TASK INSTRUCTIONS: Look through the entries for the string "Enzyme" and copy every line where it shows up.

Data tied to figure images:
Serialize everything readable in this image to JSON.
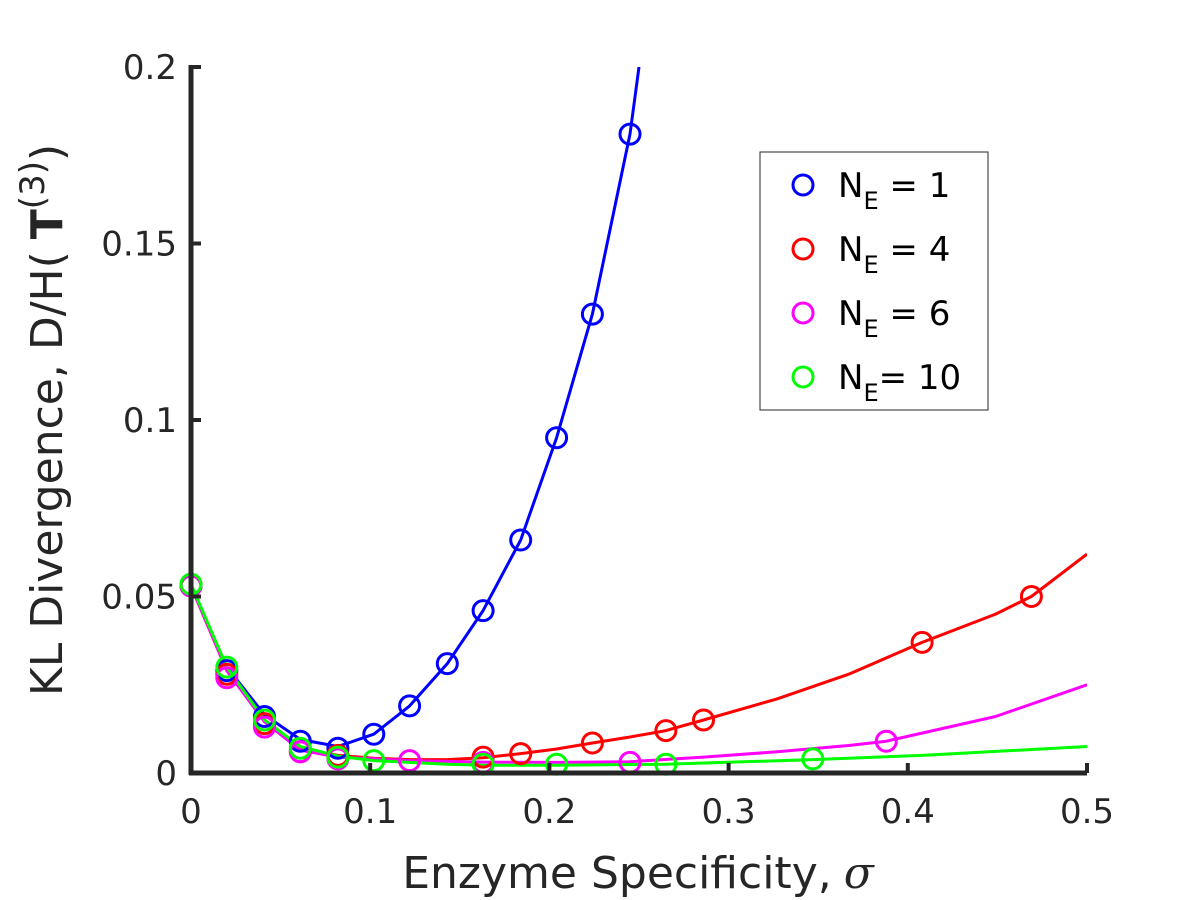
{
  "chart_data": {
    "type": "line",
    "xlabel": "Enzyme Specificity, σ",
    "xlabel_text": "Enzyme Specificity,",
    "xlabel_symbol": "σ",
    "ylabel": "KL Divergence, D/H( T(3))",
    "ylabel_text": "KL Divergence, D/H(",
    "ylabel_bold": "T",
    "ylabel_sup": "(3)",
    "ylabel_close": ")",
    "xlim": [
      0,
      0.5
    ],
    "ylim": [
      0,
      0.2
    ],
    "xticks": [
      {
        "value": 0,
        "label": "0"
      },
      {
        "value": 0.1,
        "label": "0.1"
      },
      {
        "value": 0.2,
        "label": "0.2"
      },
      {
        "value": 0.3,
        "label": "0.3"
      },
      {
        "value": 0.4,
        "label": "0.4"
      },
      {
        "value": 0.5,
        "label": "0.5"
      }
    ],
    "yticks": [
      {
        "value": 0,
        "label": "0"
      },
      {
        "value": 0.05,
        "label": "0.05"
      },
      {
        "value": 0.1,
        "label": "0.1"
      },
      {
        "value": 0.15,
        "label": "0.15"
      },
      {
        "value": 0.2,
        "label": "0.2"
      }
    ],
    "legend_position": "top-right",
    "grid": false,
    "series": [
      {
        "name": "N_E = 1",
        "legend_main": "N",
        "legend_sub": "E",
        "legend_rest": " = 1",
        "color": "#0000ff",
        "points": [
          [
            0.0,
            0.053
          ],
          [
            0.02,
            0.029
          ],
          [
            0.041,
            0.016
          ],
          [
            0.061,
            0.009
          ],
          [
            0.082,
            0.007
          ],
          [
            0.102,
            0.011
          ],
          [
            0.122,
            0.019
          ],
          [
            0.143,
            0.031
          ],
          [
            0.163,
            0.046
          ],
          [
            0.184,
            0.066
          ],
          [
            0.204,
            0.095
          ],
          [
            0.224,
            0.13
          ],
          [
            0.245,
            0.181
          ]
        ],
        "curve": [
          [
            0.0,
            0.053
          ],
          [
            0.02,
            0.03
          ],
          [
            0.041,
            0.0165
          ],
          [
            0.061,
            0.0095
          ],
          [
            0.082,
            0.0075
          ],
          [
            0.102,
            0.011
          ],
          [
            0.122,
            0.019
          ],
          [
            0.143,
            0.031
          ],
          [
            0.163,
            0.046
          ],
          [
            0.184,
            0.066
          ],
          [
            0.204,
            0.095
          ],
          [
            0.224,
            0.13
          ],
          [
            0.245,
            0.181
          ],
          [
            0.25,
            0.2
          ]
        ]
      },
      {
        "name": "N_E = 4",
        "legend_main": "N",
        "legend_sub": "E",
        "legend_rest": " = 4",
        "color": "#ff0000",
        "points": [
          [
            0.0,
            0.053
          ],
          [
            0.02,
            0.028
          ],
          [
            0.041,
            0.014
          ],
          [
            0.061,
            0.006
          ],
          [
            0.082,
            0.005
          ],
          [
            0.163,
            0.0045
          ],
          [
            0.184,
            0.0055
          ],
          [
            0.224,
            0.0085
          ],
          [
            0.265,
            0.012
          ],
          [
            0.286,
            0.015
          ],
          [
            0.408,
            0.037
          ],
          [
            0.469,
            0.05
          ]
        ],
        "curve": [
          [
            0.0,
            0.053
          ],
          [
            0.02,
            0.029
          ],
          [
            0.041,
            0.015
          ],
          [
            0.061,
            0.007
          ],
          [
            0.082,
            0.005
          ],
          [
            0.102,
            0.0042
          ],
          [
            0.122,
            0.0038
          ],
          [
            0.143,
            0.0038
          ],
          [
            0.163,
            0.0043
          ],
          [
            0.184,
            0.0055
          ],
          [
            0.204,
            0.0068
          ],
          [
            0.224,
            0.0085
          ],
          [
            0.245,
            0.0102
          ],
          [
            0.265,
            0.012
          ],
          [
            0.286,
            0.015
          ],
          [
            0.327,
            0.021
          ],
          [
            0.367,
            0.028
          ],
          [
            0.408,
            0.037
          ],
          [
            0.449,
            0.045
          ],
          [
            0.469,
            0.05
          ],
          [
            0.5,
            0.062
          ]
        ]
      },
      {
        "name": "N_E = 6",
        "legend_main": "N",
        "legend_sub": "E",
        "legend_rest": " = 6",
        "color": "#ff00ff",
        "points": [
          [
            0.0,
            0.053
          ],
          [
            0.02,
            0.027
          ],
          [
            0.041,
            0.013
          ],
          [
            0.061,
            0.006
          ],
          [
            0.082,
            0.004
          ],
          [
            0.122,
            0.0035
          ],
          [
            0.163,
            0.003
          ],
          [
            0.245,
            0.003
          ],
          [
            0.388,
            0.009
          ]
        ],
        "curve": [
          [
            0.0,
            0.053
          ],
          [
            0.02,
            0.029
          ],
          [
            0.041,
            0.0145
          ],
          [
            0.061,
            0.0065
          ],
          [
            0.082,
            0.0045
          ],
          [
            0.122,
            0.0035
          ],
          [
            0.163,
            0.0031
          ],
          [
            0.204,
            0.003
          ],
          [
            0.245,
            0.0032
          ],
          [
            0.286,
            0.0045
          ],
          [
            0.327,
            0.006
          ],
          [
            0.367,
            0.0078
          ],
          [
            0.388,
            0.009
          ],
          [
            0.449,
            0.016
          ],
          [
            0.5,
            0.025
          ]
        ]
      },
      {
        "name": "N_E= 10",
        "legend_main": "N",
        "legend_sub": "E",
        "legend_rest": "= 10",
        "color": "#00ff00",
        "points": [
          [
            0.0,
            0.0535
          ],
          [
            0.02,
            0.03
          ],
          [
            0.041,
            0.015
          ],
          [
            0.061,
            0.007
          ],
          [
            0.082,
            0.0045
          ],
          [
            0.102,
            0.0035
          ],
          [
            0.163,
            0.0025
          ],
          [
            0.204,
            0.0025
          ],
          [
            0.265,
            0.0025
          ],
          [
            0.347,
            0.004
          ]
        ],
        "curve": [
          [
            0.0,
            0.0535
          ],
          [
            0.02,
            0.03
          ],
          [
            0.041,
            0.015
          ],
          [
            0.061,
            0.0075
          ],
          [
            0.082,
            0.0048
          ],
          [
            0.102,
            0.0035
          ],
          [
            0.143,
            0.0025
          ],
          [
            0.163,
            0.0022
          ],
          [
            0.204,
            0.0022
          ],
          [
            0.265,
            0.0025
          ],
          [
            0.347,
            0.0038
          ],
          [
            0.408,
            0.005
          ],
          [
            0.5,
            0.0075
          ]
        ]
      }
    ]
  }
}
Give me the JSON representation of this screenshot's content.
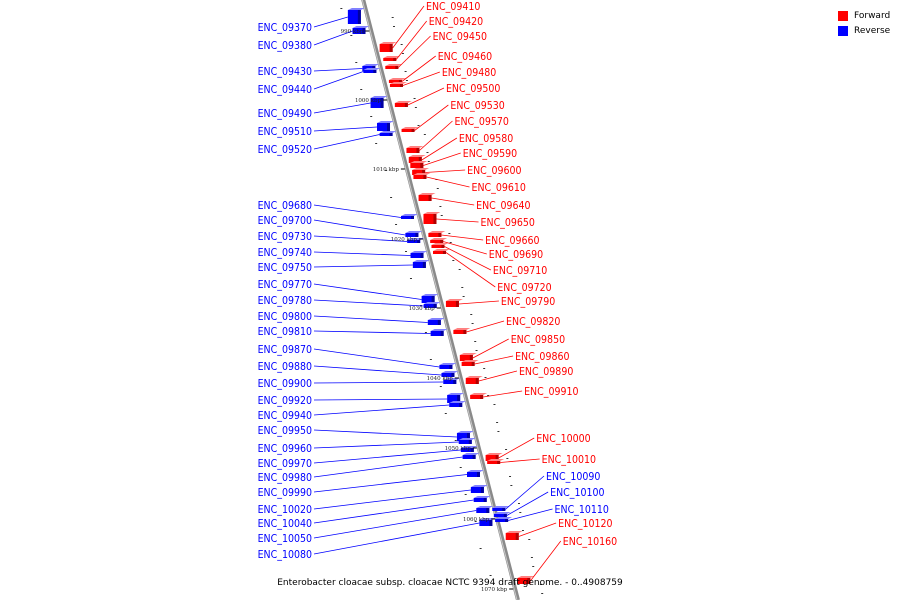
{
  "legend": {
    "forward": {
      "label": "Forward",
      "color": "#ff0000"
    },
    "reverse": {
      "label": "Reverse",
      "color": "#0000ff"
    }
  },
  "caption": "Enterobacter cloacae subsp. cloacae NCTC 9394 draft genome. - 0..4908759",
  "ticks": [
    "990 kbp",
    "1000 kbp",
    "1010 kbp",
    "1020 kbp",
    "1030 kbp",
    "1040 kbp",
    "1050 kbp",
    "1060 kbp",
    "1070 kbp"
  ],
  "genes": {
    "reverse": [
      "ENC_09370",
      "ENC_09380",
      "ENC_09430",
      "ENC_09440",
      "ENC_09490",
      "ENC_09510",
      "ENC_09520",
      "ENC_09680",
      "ENC_09700",
      "ENC_09730",
      "ENC_09740",
      "ENC_09750",
      "ENC_09770",
      "ENC_09780",
      "ENC_09800",
      "ENC_09810",
      "ENC_09870",
      "ENC_09880",
      "ENC_09900",
      "ENC_09920",
      "ENC_09940",
      "ENC_09950",
      "ENC_09960",
      "ENC_09970",
      "ENC_09980",
      "ENC_09990",
      "ENC_10020",
      "ENC_10040",
      "ENC_10050",
      "ENC_10080"
    ],
    "forward": [
      "ENC_09410",
      "ENC_09420",
      "ENC_09450",
      "ENC_09460",
      "ENC_09480",
      "ENC_09500",
      "ENC_09530",
      "ENC_09570",
      "ENC_09580",
      "ENC_09590",
      "ENC_09600",
      "ENC_09610",
      "ENC_09640",
      "ENC_09650",
      "ENC_09660",
      "ENC_09690",
      "ENC_09710",
      "ENC_09720",
      "ENC_09790",
      "ENC_09820",
      "ENC_09850",
      "ENC_09860",
      "ENC_09890",
      "ENC_09910",
      "ENC_10000",
      "ENC_10010",
      "ENC_10120",
      "ENC_10160"
    ],
    "reverse_right": [
      "ENC_10090",
      "ENC_10100",
      "ENC_10110"
    ]
  }
}
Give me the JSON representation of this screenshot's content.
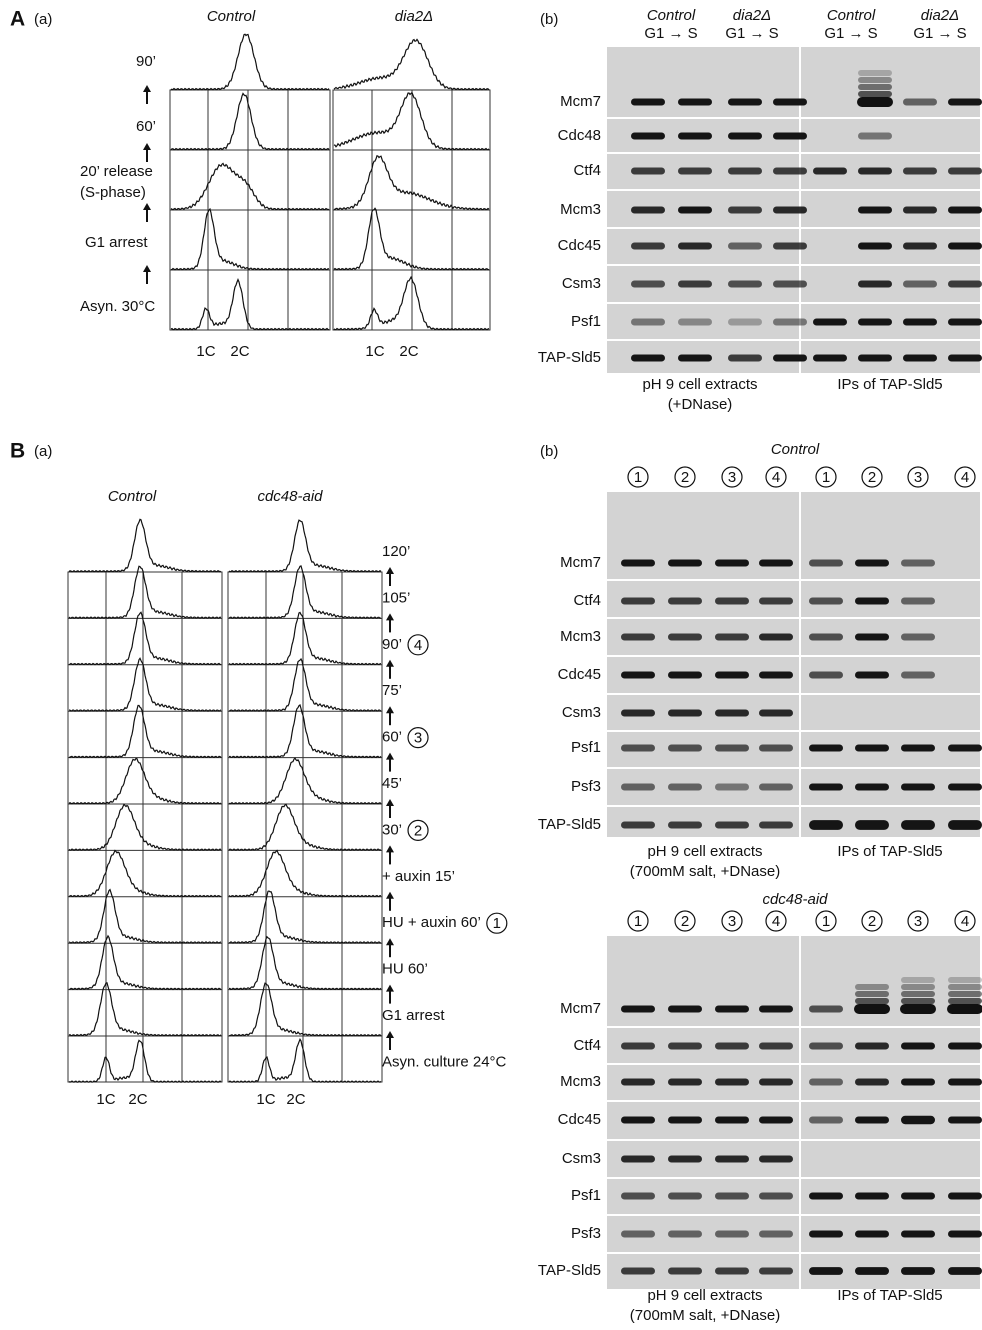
{
  "panel_a": {
    "label": "A",
    "flow": {
      "label": "(a)",
      "strains": [
        "Control",
        "dia2Δ"
      ],
      "timepoints": [
        "90’",
        "60’",
        "20’ release",
        "(S-phase)",
        "G1 arrest",
        "Asyn. 30°C"
      ],
      "dna_content": [
        "1C",
        "2C"
      ]
    },
    "blot": {
      "label": "(b)",
      "lanes": [
        {
          "strain": "Control",
          "phase": "G1 → S"
        },
        {
          "strain": "dia2Δ",
          "phase": "G1 → S"
        },
        {
          "strain": "Control",
          "phase": "G1 → S"
        },
        {
          "strain": "dia2Δ",
          "phase": "G1 → S"
        }
      ],
      "proteins": [
        "Mcm7",
        "Cdc48",
        "Ctf4",
        "Mcm3",
        "Cdc45",
        "Csm3",
        "Psf1",
        "TAP-Sld5"
      ],
      "footers": {
        "extracts": [
          "pH 9 cell extracts",
          "(+DNase)"
        ],
        "ips": "IPs of TAP-Sld5"
      }
    }
  },
  "panel_b": {
    "label": "B",
    "flow": {
      "label": "(a)",
      "strains": [
        "Control",
        "cdc48-aid"
      ],
      "timepoints": [
        {
          "label": "120’"
        },
        {
          "label": "105’"
        },
        {
          "label": "90’",
          "marker": "4"
        },
        {
          "label": "75’"
        },
        {
          "label": "60’",
          "marker": "3"
        },
        {
          "label": "45’"
        },
        {
          "label": "30’",
          "marker": "2"
        },
        {
          "label": "+ auxin 15’"
        },
        {
          "label": "HU + auxin 60’",
          "marker": "1"
        },
        {
          "label": "HU 60’"
        },
        {
          "label": "G1 arrest"
        },
        {
          "label": "Asyn. culture 24°C"
        }
      ],
      "dna_content": [
        "1C",
        "2C"
      ]
    },
    "blots": [
      {
        "label": "(b)",
        "title": "Control",
        "lanes": [
          "1",
          "2",
          "3",
          "4",
          "1",
          "2",
          "3",
          "4"
        ],
        "proteins": [
          "Mcm7",
          "Ctf4",
          "Mcm3",
          "Cdc45",
          "Csm3",
          "Psf1",
          "Psf3",
          "TAP-Sld5"
        ],
        "footers": {
          "extracts": [
            "pH 9 cell extracts",
            "(700mM salt, +DNase)"
          ],
          "ips": "IPs of TAP-Sld5"
        }
      },
      {
        "title": "cdc48-aid",
        "lanes": [
          "1",
          "2",
          "3",
          "4",
          "1",
          "2",
          "3",
          "4"
        ],
        "proteins": [
          "Mcm7",
          "Ctf4",
          "Mcm3",
          "Cdc45",
          "Csm3",
          "Psf1",
          "Psf3",
          "TAP-Sld5"
        ],
        "footers": {
          "extracts": [
            "pH 9 cell extracts",
            "(700mM salt, +DNase)"
          ],
          "ips": "IPs of TAP-Sld5"
        }
      }
    ]
  }
}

ANSWER SPACE:
    "xlabel": "Enzyme Specificity, σ",
    "xlabel_text": "Enzyme Specificity,",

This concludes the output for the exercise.